# Start of Article

Finally, there is a permit process that requires prior application and may permit an otherwise excludable person to enter Canada. Information on the permit is on the consulate general’s web-site, permits a visit of up to 30 days, and as I understand it, once it is approved, may be re-approved when application is made within a 3 year period. Permit information is at: This process is discussed in the next section.

C. Overcoming Exclusion from Canada.

There are several ways individuals can overcome criminal inadmissibility, but the short answer you must give your client is that there is no short and easy way to do it. These include:

1 Deemed rehabilitation at a Canadian port of entry;
2 Streamlined rehabilitation at a Canadian port of entry;
3 Approval of rehabilitation through a Canadian Consulate in the United States; and
4 A Temporary Resident Permit through a Canadian Consulate in the United States

1. Deemed Rehabilitation.

# End of Article
# Start of Supplied information

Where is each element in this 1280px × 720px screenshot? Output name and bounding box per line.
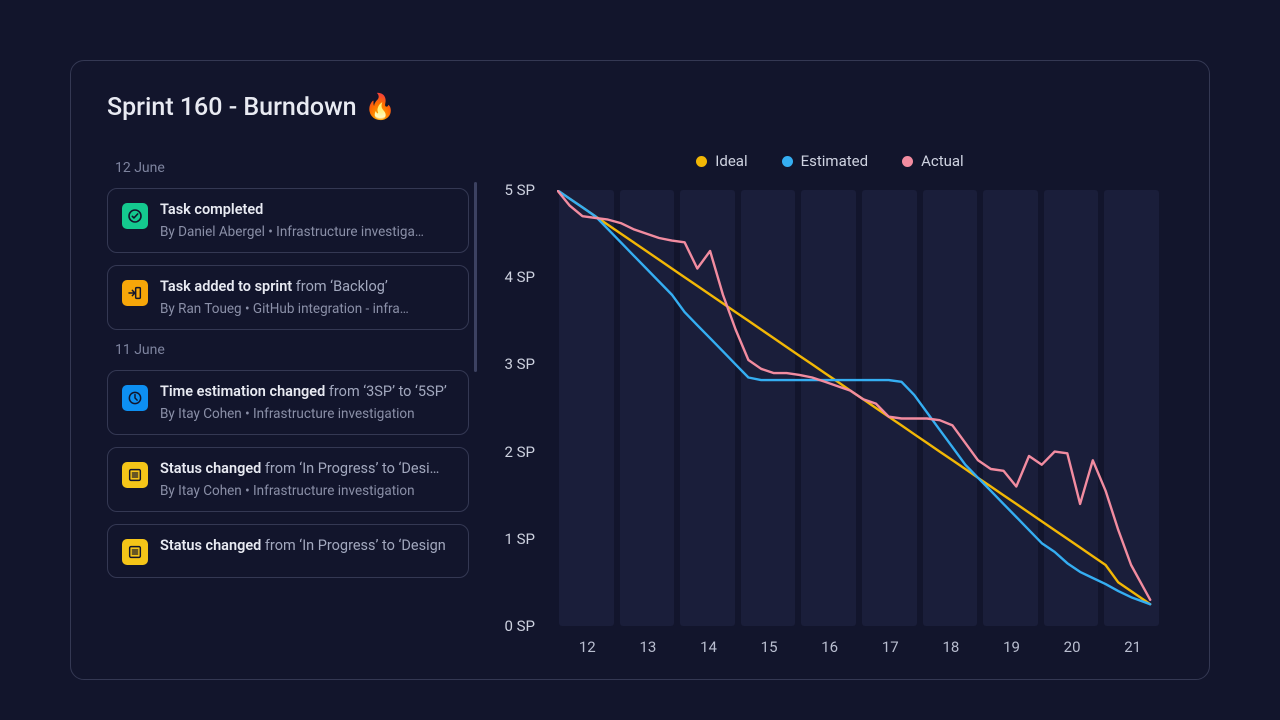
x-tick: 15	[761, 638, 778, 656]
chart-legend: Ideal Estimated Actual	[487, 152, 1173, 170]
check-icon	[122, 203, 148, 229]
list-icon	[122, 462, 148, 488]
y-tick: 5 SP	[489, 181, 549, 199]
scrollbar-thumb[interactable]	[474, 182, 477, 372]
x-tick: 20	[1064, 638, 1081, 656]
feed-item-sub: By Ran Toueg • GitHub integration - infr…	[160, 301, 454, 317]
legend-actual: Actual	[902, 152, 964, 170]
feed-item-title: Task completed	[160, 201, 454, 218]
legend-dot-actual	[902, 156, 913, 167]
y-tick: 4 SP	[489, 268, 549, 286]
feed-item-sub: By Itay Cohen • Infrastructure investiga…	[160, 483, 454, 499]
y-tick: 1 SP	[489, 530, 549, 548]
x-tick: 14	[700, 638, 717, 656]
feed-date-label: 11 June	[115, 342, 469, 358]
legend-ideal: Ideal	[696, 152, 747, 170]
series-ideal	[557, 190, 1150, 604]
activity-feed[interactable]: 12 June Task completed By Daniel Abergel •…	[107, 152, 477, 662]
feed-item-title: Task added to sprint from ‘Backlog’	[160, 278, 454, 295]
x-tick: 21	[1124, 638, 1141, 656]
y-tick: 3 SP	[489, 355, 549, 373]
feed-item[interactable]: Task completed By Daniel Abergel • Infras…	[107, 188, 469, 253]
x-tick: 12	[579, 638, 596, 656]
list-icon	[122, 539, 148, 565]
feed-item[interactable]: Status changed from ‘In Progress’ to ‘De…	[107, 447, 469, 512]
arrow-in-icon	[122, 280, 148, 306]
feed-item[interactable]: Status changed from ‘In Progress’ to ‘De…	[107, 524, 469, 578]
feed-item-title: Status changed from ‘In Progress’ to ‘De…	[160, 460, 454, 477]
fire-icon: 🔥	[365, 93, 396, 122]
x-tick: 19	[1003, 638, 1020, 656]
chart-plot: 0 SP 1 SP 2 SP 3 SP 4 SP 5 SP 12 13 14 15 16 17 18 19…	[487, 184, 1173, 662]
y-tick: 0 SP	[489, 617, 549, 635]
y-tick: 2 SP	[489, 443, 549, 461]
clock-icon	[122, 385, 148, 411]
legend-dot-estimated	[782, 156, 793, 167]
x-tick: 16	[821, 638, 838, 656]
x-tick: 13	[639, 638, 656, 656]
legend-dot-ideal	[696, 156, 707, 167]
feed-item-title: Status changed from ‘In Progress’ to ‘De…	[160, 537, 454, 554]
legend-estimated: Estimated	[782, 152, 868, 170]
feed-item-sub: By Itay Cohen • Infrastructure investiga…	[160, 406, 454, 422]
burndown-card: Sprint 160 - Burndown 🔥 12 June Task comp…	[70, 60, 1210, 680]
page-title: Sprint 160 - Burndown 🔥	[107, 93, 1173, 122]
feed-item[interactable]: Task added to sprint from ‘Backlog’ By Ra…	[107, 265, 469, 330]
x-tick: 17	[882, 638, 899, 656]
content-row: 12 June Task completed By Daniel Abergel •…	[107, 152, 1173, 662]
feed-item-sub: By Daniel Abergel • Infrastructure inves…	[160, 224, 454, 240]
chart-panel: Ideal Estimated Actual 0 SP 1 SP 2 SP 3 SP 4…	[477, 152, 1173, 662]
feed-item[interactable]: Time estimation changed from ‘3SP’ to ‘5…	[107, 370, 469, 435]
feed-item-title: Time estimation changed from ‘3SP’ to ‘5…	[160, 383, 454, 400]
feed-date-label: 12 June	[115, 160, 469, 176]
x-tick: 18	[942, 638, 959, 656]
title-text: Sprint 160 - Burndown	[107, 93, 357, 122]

# End of Supplied information
# Start of Supplied information

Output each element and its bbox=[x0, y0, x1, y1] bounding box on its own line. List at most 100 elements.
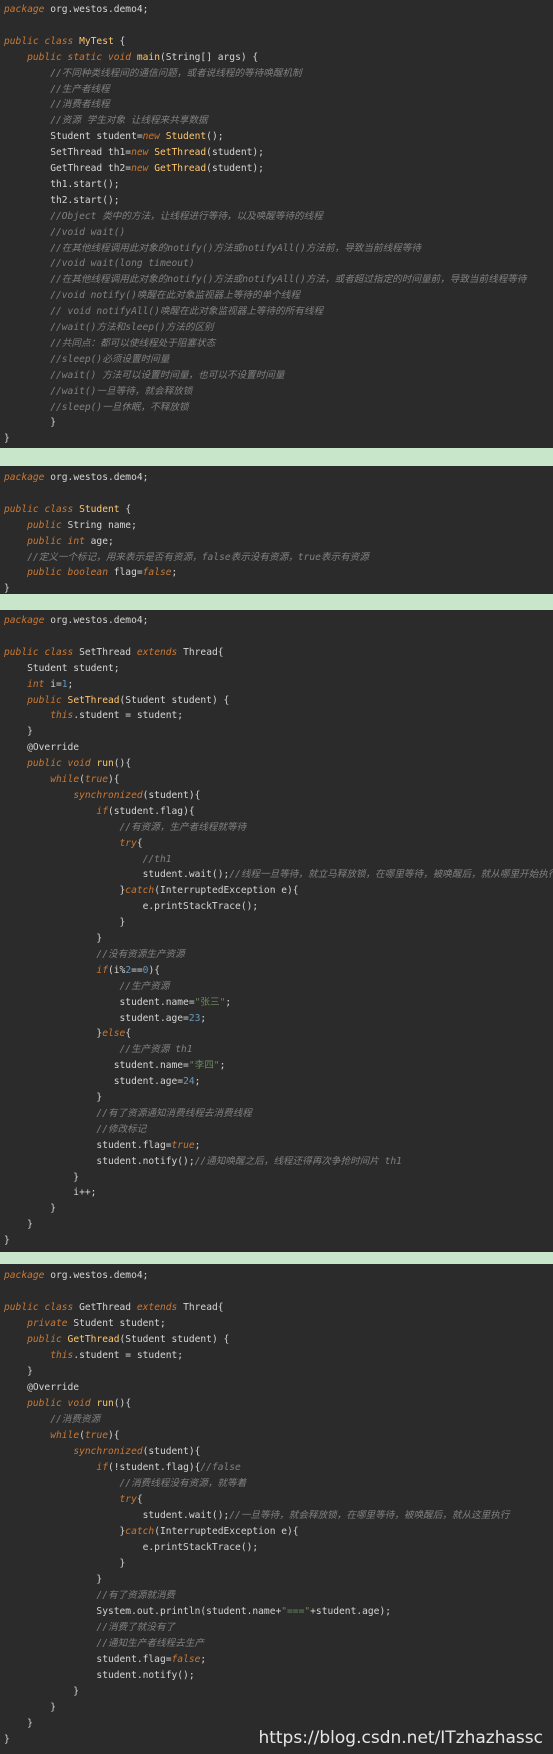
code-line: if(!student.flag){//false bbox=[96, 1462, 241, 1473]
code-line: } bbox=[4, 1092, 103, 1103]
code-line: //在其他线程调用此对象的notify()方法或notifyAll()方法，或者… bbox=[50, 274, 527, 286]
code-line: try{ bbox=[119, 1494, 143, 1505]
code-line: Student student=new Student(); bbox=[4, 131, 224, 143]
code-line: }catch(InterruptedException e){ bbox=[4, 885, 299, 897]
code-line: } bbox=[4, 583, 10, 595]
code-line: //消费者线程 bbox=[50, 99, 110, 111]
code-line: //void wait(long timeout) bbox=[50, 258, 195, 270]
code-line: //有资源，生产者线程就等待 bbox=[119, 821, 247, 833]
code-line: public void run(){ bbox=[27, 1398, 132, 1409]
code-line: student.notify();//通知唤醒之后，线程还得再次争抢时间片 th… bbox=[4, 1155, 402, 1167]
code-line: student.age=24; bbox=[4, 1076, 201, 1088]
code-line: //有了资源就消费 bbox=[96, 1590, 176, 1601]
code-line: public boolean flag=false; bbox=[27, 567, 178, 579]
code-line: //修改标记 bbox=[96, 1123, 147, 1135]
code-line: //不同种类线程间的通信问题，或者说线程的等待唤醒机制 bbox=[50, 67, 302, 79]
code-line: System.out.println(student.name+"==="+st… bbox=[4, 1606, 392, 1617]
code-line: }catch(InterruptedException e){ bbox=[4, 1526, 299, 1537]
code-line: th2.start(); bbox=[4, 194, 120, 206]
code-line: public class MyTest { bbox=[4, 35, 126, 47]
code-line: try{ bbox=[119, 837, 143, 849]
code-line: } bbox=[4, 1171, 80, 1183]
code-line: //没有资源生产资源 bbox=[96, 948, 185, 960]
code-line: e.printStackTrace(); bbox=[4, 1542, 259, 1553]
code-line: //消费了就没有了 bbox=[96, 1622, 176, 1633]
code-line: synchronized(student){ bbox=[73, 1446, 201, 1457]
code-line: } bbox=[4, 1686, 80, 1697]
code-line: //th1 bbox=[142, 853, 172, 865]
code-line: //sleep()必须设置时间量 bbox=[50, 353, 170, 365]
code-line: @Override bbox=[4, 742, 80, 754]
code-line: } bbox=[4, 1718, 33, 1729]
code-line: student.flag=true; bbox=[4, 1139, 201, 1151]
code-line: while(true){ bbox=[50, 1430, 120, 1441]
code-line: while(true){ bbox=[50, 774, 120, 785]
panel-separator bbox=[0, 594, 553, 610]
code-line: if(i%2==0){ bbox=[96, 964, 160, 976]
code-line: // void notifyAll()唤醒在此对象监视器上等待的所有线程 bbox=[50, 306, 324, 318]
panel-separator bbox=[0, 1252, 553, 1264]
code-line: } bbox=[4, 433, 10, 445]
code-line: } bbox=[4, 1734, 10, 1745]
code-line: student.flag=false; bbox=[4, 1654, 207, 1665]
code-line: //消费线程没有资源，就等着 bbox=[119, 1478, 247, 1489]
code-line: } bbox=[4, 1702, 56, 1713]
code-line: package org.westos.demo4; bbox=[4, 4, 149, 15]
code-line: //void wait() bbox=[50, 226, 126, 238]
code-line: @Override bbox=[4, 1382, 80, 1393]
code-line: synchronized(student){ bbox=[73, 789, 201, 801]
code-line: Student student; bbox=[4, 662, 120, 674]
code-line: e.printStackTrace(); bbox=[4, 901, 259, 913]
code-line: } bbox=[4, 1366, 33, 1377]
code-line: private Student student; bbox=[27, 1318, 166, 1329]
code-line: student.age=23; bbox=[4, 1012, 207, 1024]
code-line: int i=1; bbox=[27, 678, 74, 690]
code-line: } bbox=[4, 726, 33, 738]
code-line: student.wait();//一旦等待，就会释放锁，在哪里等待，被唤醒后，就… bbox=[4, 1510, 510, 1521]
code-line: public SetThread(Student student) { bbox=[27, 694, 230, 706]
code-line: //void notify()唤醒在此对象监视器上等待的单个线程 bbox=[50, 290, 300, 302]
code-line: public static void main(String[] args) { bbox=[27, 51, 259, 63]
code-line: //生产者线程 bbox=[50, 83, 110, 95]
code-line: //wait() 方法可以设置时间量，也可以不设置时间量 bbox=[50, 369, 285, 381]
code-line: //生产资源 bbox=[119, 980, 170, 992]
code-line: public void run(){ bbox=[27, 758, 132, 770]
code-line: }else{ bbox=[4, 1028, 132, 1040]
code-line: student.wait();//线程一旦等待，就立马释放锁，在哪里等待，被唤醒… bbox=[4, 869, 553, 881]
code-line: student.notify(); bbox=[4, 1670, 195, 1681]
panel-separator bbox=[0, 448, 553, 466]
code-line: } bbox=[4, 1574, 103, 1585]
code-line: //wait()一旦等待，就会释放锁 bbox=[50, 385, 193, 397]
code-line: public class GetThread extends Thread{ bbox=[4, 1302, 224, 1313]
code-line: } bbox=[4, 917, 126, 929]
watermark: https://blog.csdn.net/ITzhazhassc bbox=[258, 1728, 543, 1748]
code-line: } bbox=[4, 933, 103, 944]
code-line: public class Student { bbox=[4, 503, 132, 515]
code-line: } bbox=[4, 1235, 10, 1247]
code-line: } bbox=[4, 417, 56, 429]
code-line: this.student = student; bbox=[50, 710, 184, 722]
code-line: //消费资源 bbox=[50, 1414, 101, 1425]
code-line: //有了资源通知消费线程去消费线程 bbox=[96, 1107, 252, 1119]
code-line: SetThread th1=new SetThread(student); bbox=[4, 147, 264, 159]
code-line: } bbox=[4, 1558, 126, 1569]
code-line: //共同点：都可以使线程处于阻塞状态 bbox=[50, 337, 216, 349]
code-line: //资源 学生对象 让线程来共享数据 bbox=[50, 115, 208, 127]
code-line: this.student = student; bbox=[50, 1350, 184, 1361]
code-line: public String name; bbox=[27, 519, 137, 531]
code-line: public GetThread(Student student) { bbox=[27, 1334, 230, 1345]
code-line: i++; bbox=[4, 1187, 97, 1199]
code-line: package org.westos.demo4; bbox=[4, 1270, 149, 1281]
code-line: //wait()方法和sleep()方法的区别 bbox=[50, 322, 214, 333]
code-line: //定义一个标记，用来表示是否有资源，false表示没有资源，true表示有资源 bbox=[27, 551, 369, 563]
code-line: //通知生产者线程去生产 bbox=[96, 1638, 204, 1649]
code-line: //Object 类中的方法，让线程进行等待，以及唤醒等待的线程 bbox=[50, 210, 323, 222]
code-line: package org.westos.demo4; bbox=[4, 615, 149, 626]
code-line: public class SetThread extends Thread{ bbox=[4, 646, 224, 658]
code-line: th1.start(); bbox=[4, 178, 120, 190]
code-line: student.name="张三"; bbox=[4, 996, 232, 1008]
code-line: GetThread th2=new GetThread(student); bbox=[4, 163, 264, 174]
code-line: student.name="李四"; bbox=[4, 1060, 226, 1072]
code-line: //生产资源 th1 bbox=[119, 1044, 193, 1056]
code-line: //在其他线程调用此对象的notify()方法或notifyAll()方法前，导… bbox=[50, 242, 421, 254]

# End of Supplied information

Jobs —
a – Answer these questions about the passage on exclusion from Canada, using only what it states:
(i) How long a visit does the permit allow?
(ii) Within what period may an approved permit be re-approved on application?
(iii) Which of the listed ways to overcome criminal inadmissibility go through a Canadian Consulate in the United States?
b – Summarize the passage on exclusion from Canada in two sentences.
c – Carry on the passage about overcoming exclusion from Canada from the point where it stops.

Results of the exercise —
a –
(i) Up to 30 days.
(ii) A 3-year period.
(iii) Approval of rehabilitation and a Temporary Resident Permit.

b – A permit that requires prior application may let an otherwise excludable person enter Canada for a visit of up to 30 days, and once approved it may be re-approved if application is made within a 3-year period. Criminal inadmissibility can be overcome through deemed or streamlined rehabilitation at a Canadian port of entry, approval of rehabilitation through a Canadian Consulate in the United States, or a Temporary Resident Permit through such a consulate, but there is no short and easy way to do it.

c –
Persons are eligible to apply for deemed rehabilitation at a port of entry if the following are true:
1 There was only one conviction in total;
2 At least ten years have elapsed since all of the sentences for the conviction were completed (payment of all fees, jail time completed, restitution paid, etc);
3 The conviction would not be considered serious criminality in Canada (most felony convictions in the United States are equivalent to serious criminality in Canada); and
4 The conviction did not involve any serious property damage, physical harm to any person, or any type of weapon.

2. Streamlined Rehabilitation.

Persons are eligible to apply for streamlined rehabilitation at a port of entry if the following are true:
1 There were two or less convictions in total;
2 At least five years have elapsed since all of the sentences for the conviction(s) were completed (payment of all fees, jail time completed, restitution paid, etc);
3 The convictions would not be considered serious criminality in Canada (most felony convictions in the United States are equivalent to serious criminality in Canada); and
4 The convictions did not involve any serious property damage, physical harm to any person, or any type of weapon.

3. Deemed & Streamlined Rehabilitation Applications.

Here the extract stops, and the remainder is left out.